[start of DATASET EXCERPTS]

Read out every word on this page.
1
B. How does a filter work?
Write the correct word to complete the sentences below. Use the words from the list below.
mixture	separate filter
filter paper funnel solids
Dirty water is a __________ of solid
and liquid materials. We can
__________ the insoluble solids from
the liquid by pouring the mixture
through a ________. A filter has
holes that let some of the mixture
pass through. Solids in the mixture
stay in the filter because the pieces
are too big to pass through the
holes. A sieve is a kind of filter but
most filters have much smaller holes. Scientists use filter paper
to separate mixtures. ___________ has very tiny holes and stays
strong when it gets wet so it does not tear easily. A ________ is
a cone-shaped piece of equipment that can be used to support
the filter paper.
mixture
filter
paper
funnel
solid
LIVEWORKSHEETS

[end of DATASET EXCERPTS]

Work out how many lines of the data above hold the word "liquid", and write only the count.

PROBLEM SOLUTION: 2